Exercise brief: Return a copy of each line that holds the string "away".
** Begin Exercise inputs **
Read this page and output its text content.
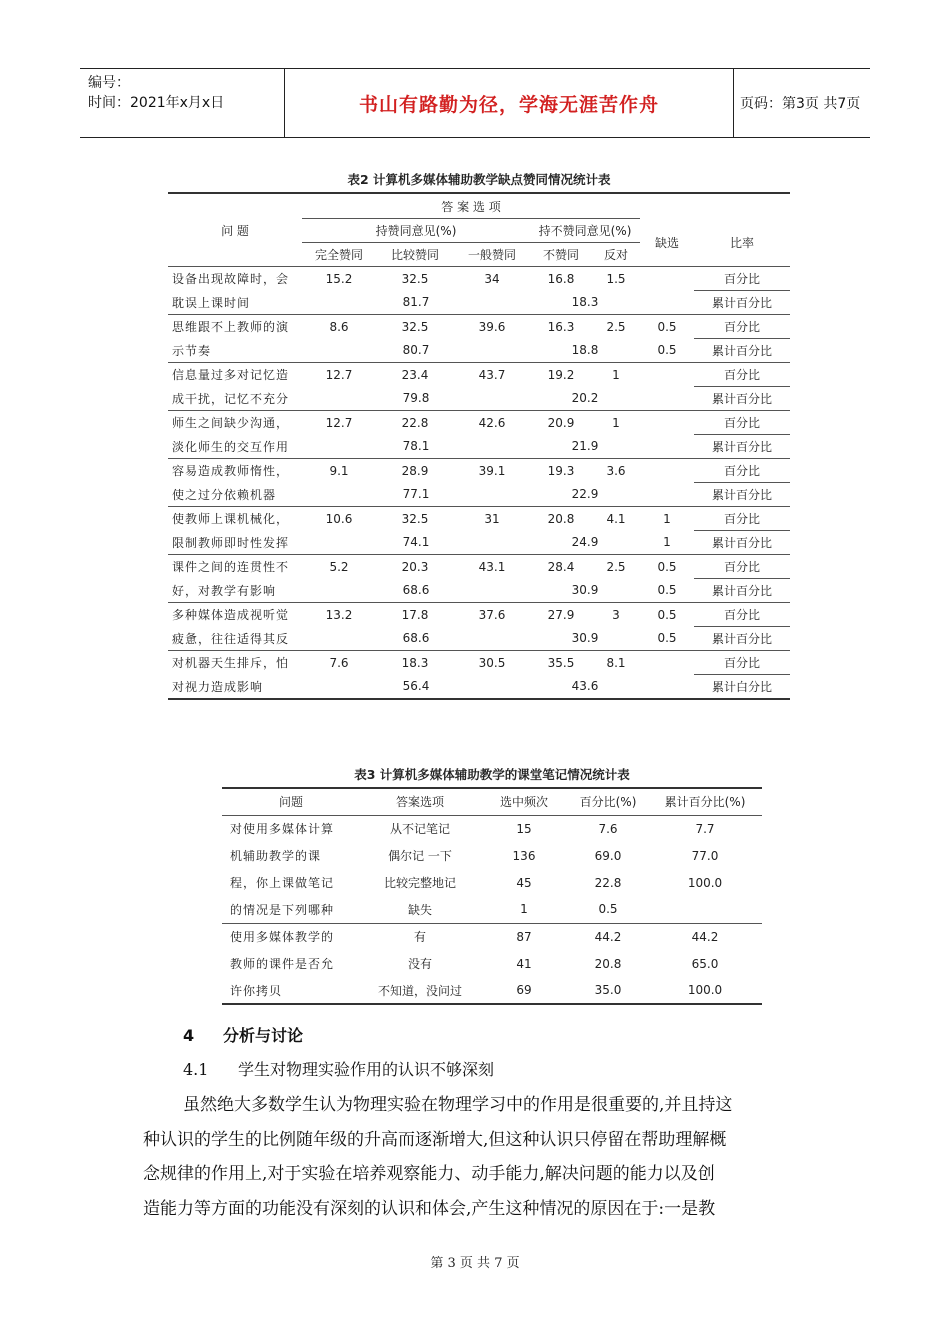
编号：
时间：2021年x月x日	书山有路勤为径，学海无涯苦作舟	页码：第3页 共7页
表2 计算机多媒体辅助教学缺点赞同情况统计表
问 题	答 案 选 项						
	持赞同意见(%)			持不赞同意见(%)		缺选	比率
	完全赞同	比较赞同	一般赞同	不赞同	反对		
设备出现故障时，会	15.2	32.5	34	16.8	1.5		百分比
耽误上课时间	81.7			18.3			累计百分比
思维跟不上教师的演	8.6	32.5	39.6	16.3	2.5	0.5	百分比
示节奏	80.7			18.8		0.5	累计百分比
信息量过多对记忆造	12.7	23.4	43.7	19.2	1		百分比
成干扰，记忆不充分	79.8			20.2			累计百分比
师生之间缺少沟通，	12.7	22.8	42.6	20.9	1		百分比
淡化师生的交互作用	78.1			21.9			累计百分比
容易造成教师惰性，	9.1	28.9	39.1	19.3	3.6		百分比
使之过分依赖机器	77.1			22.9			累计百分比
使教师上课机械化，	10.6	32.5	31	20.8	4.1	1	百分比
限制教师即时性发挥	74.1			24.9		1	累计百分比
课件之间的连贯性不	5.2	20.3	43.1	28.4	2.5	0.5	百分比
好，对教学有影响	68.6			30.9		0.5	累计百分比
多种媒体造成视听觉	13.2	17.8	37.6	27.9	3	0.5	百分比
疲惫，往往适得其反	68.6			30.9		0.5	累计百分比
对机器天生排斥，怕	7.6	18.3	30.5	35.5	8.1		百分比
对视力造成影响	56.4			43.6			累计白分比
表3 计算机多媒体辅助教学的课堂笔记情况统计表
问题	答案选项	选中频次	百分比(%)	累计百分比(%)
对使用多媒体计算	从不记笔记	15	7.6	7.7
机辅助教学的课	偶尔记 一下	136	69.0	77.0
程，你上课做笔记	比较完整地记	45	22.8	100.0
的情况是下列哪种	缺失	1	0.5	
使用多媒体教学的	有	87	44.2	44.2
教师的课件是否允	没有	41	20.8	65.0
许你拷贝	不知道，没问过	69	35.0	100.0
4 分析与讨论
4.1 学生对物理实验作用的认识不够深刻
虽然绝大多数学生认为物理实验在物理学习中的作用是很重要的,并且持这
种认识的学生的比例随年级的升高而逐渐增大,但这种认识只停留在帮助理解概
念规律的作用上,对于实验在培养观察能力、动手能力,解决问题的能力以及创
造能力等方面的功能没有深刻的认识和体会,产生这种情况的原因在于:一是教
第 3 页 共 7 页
** End Exercise inputs **
** Begin Exercise inputs **
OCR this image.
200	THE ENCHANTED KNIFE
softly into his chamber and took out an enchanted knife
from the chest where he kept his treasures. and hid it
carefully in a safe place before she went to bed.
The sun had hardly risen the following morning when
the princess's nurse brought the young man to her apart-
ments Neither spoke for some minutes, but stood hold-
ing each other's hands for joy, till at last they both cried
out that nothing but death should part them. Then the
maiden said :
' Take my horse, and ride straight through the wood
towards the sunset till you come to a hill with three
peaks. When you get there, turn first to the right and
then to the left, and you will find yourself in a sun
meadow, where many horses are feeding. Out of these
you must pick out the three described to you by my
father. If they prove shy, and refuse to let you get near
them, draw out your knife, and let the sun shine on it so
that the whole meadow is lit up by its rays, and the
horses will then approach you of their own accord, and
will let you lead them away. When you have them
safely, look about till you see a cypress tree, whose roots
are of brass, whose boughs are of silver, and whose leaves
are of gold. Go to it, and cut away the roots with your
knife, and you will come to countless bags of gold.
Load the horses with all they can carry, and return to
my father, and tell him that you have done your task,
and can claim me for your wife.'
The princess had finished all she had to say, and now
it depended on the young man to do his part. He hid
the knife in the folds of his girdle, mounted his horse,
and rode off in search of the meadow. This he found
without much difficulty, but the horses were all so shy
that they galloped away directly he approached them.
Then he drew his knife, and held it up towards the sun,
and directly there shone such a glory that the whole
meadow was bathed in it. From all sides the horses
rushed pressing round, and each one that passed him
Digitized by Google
** End Exercise inputs **
Exercise result:
will let you lead them away. When you have them
are of gold. Go to it, and cut away the roots with your
that they galloped away directly he approached them.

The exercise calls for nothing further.